• _Aim of the exercise_
Gather all lines with "year" from the records.

• _Recorded data_
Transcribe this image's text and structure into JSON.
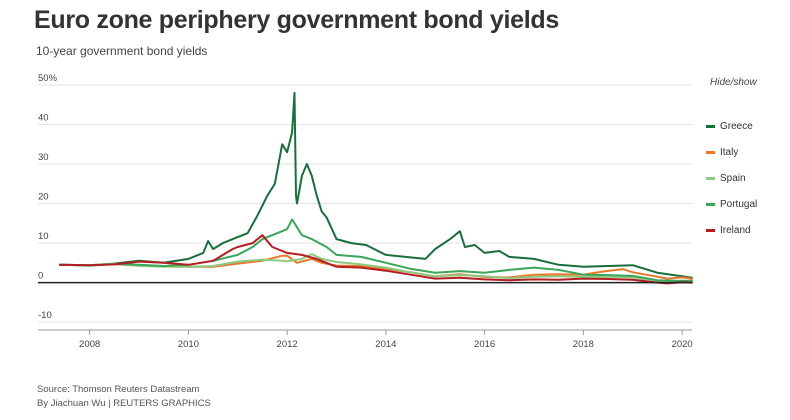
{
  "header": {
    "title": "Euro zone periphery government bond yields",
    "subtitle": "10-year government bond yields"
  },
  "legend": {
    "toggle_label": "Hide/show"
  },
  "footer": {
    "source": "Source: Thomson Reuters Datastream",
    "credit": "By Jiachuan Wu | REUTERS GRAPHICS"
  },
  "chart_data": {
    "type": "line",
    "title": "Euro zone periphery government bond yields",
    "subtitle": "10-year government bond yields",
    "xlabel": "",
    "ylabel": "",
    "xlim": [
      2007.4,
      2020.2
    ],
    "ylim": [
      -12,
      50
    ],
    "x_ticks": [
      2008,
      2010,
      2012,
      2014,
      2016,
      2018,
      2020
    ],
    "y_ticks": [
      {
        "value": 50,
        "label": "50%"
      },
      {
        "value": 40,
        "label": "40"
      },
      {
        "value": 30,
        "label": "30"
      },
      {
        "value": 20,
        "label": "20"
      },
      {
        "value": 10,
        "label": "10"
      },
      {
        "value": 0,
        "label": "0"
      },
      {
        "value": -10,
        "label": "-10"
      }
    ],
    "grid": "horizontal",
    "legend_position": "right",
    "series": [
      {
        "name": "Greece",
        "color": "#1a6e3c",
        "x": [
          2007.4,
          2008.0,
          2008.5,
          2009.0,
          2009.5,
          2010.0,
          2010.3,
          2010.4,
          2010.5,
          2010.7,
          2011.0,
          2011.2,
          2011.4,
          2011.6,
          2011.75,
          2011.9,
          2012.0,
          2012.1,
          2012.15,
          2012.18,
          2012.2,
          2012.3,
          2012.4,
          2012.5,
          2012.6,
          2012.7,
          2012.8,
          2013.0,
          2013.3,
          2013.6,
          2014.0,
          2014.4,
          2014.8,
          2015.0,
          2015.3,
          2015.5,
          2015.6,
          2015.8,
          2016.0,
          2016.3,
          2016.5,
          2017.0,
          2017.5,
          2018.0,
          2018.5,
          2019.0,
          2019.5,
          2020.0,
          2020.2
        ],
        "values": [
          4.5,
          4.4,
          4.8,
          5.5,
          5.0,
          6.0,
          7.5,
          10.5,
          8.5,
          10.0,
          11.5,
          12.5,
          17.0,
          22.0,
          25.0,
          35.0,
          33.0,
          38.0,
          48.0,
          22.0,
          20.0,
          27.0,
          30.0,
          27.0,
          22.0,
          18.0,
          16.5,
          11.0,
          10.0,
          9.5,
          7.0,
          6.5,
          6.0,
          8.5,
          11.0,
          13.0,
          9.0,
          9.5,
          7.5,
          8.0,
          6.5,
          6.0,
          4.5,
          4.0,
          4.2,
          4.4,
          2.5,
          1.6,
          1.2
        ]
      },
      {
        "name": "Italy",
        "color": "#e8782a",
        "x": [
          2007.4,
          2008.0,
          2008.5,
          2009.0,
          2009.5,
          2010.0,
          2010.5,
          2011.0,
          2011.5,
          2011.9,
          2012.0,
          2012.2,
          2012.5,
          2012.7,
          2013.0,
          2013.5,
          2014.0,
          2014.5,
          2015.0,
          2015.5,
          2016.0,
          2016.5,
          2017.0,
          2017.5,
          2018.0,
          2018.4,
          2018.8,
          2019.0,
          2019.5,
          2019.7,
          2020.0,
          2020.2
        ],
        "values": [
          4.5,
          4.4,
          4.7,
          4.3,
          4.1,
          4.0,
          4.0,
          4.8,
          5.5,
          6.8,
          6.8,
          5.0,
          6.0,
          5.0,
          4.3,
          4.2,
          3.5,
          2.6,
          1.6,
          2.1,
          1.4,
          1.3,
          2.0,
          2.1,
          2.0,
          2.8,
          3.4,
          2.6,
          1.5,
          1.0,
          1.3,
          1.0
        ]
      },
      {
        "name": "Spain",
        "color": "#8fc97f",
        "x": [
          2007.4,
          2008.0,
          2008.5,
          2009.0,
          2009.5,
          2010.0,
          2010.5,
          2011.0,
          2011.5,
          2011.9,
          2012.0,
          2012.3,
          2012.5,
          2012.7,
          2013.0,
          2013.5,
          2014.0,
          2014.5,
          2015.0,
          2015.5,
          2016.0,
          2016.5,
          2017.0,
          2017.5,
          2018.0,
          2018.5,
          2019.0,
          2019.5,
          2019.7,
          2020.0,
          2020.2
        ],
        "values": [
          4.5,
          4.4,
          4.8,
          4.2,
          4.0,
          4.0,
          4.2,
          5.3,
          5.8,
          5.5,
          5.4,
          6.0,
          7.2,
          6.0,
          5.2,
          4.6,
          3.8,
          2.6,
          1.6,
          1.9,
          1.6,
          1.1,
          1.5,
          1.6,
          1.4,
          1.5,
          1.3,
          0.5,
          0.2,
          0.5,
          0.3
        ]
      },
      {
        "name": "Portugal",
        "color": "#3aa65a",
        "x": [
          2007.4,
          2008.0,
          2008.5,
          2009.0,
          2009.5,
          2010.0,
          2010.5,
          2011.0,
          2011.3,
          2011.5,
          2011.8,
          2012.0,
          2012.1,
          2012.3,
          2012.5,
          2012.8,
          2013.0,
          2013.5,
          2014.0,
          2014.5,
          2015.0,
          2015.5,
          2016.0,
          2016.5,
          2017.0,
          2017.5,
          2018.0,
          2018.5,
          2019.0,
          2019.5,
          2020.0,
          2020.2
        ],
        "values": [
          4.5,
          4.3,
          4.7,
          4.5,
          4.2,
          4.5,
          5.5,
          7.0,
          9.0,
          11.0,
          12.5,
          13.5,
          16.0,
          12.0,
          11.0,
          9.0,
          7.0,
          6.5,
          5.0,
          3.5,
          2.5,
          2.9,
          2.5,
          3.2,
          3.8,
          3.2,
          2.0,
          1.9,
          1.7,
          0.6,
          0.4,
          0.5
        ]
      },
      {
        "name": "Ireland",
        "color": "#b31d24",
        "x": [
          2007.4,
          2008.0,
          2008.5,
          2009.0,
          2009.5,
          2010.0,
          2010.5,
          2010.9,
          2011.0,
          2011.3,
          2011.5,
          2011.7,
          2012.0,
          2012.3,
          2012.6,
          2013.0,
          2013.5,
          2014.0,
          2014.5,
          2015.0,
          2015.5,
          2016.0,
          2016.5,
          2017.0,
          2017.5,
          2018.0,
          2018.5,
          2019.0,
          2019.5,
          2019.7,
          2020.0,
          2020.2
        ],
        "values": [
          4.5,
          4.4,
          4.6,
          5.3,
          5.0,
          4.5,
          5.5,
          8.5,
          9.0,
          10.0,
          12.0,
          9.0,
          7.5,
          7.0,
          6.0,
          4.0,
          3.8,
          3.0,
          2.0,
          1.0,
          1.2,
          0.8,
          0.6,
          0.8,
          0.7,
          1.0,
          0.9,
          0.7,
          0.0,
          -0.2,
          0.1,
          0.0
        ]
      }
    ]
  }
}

• _Task response_
    "subtitle": "10-year government bond yields"
    "subtitle": "10-year government bond yields",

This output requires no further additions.